**INFORMATION SHOWN:**
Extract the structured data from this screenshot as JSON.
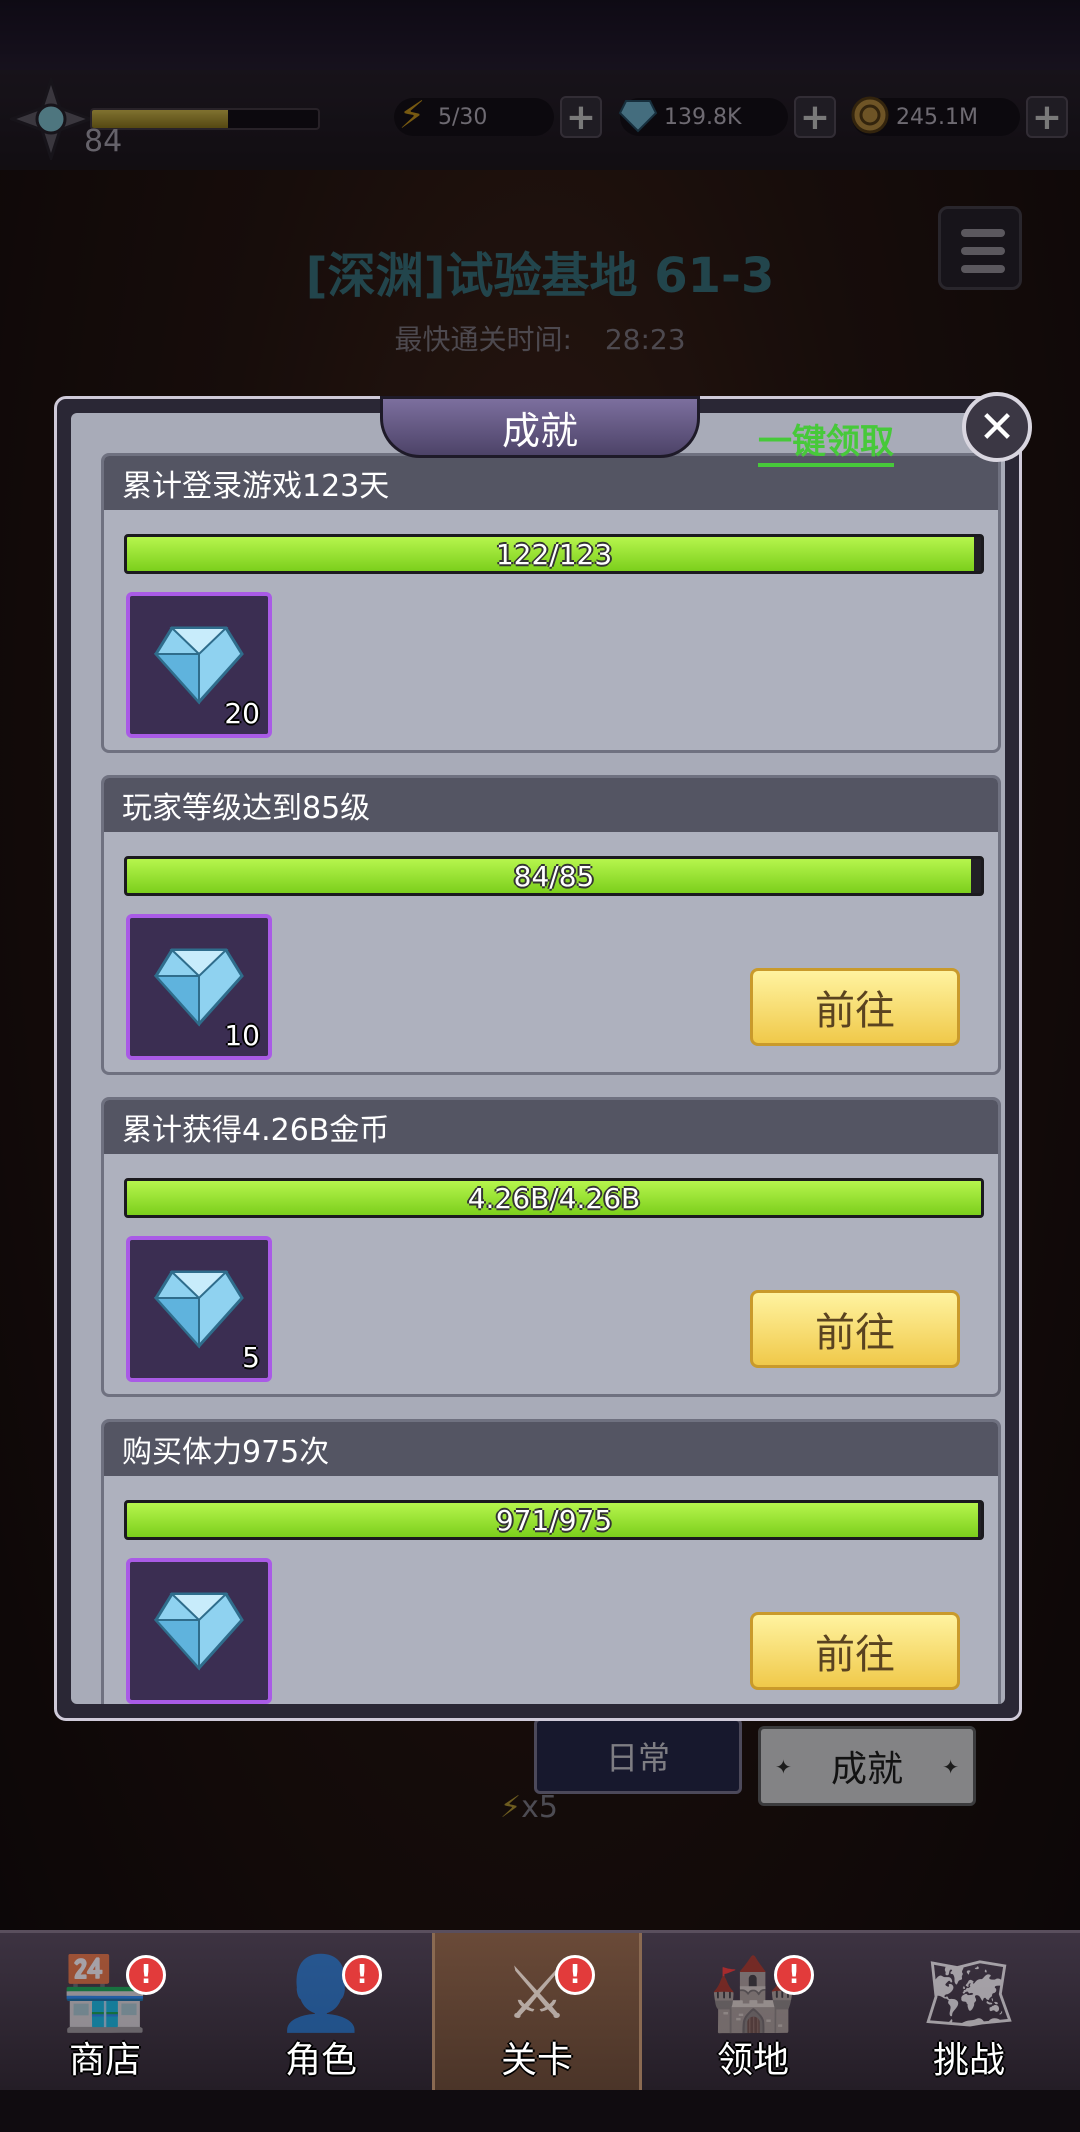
{
  "header": {
    "level": "84",
    "xp_fraction": 0.6,
    "energy": "5/30",
    "gems": "139.8K",
    "gold": "245.1M"
  },
  "stage": {
    "title": "[深渊]试验基地 61-3",
    "fastest_label": "最快通关时间:",
    "fastest_time": "28:23"
  },
  "modal": {
    "title": "成就",
    "claim_all": "一键领取",
    "goto_label": "前往",
    "cards": [
      {
        "title": "累计登录游戏123天",
        "progress": "122/123",
        "fraction": 0.992,
        "reward": "20",
        "show_goto": false
      },
      {
        "title": "玩家等级达到85级",
        "progress": "84/85",
        "fraction": 0.988,
        "reward": "10",
        "show_goto": true
      },
      {
        "title": "累计获得4.26B金币",
        "progress": "4.26B/4.26B",
        "fraction": 1.0,
        "reward": "5",
        "show_goto": true
      },
      {
        "title": "购买体力975次",
        "progress": "971/975",
        "fraction": 0.996,
        "reward": "",
        "show_goto": true
      }
    ]
  },
  "tabs": {
    "daily": "日常",
    "achievements": "成就",
    "energy_multiplier": "x5"
  },
  "nav": [
    {
      "label": "商店",
      "icon": "shop-icon",
      "badge": "!"
    },
    {
      "label": "角色",
      "icon": "character-icon",
      "badge": "!"
    },
    {
      "label": "关卡",
      "icon": "crossed-swords-icon",
      "badge": "!"
    },
    {
      "label": "领地",
      "icon": "castle-icon",
      "badge": "!"
    },
    {
      "label": "挑战",
      "icon": "map-icon",
      "badge": ""
    }
  ],
  "colors": {
    "progress_fill": "#9ee23a",
    "reward_border": "#a95be6",
    "claim_all": "#47c93a",
    "goto_button": "#f7dd6f"
  }
}
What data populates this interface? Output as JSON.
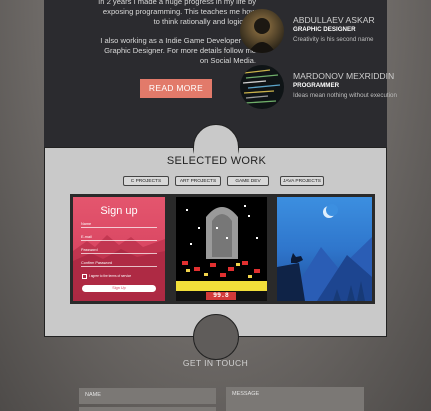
{
  "about": {
    "paragraph1": "In 2 years I made a huge progress in my life by exposing programming. This teaches me how to think rationally and logically.",
    "paragraph2": "I also working as a Indie Game Developer and Graphic Designer. For more details follow me on Social Media.",
    "read_more": "READ MORE"
  },
  "team": [
    {
      "name": "ABDULLAEV ASKAR",
      "role": "GRAPHIC DESIGNER",
      "desc": "Creativity is his second name"
    },
    {
      "name": "MARDONOV MEXRIDDIN",
      "role": "PROGRAMMER",
      "desc": "Ideas mean nothing without execution"
    }
  ],
  "works": {
    "title": "SELECTED WORK",
    "filters": [
      "C PROJECTS",
      "ART PROJECTS",
      "GAME DEV",
      "JAVA PROJECTS"
    ]
  },
  "signup_mock": {
    "heading": "Sign up",
    "fields": [
      "Name",
      "E-mail",
      "Password",
      "Confirm Password"
    ],
    "terms": "I agree to the terms of service",
    "button": "Sign Up"
  },
  "game_mock": {
    "score": "99.8"
  },
  "contact": {
    "title": "GET IN TOUCH",
    "name_placeholder": "NAME",
    "message_placeholder": "MESSAGE"
  },
  "colors": {
    "accent": "#e27a6a",
    "dark_panel": "#2b2b2f",
    "works_bg": "#c9c9c9"
  }
}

**GIVEN PROBLEM:** Pick out the lines that contain "role" and copy them.

**TASK RESPONSE:**
      "role": "GRAPHIC DESIGNER",
      "role": "PROGRAMMER",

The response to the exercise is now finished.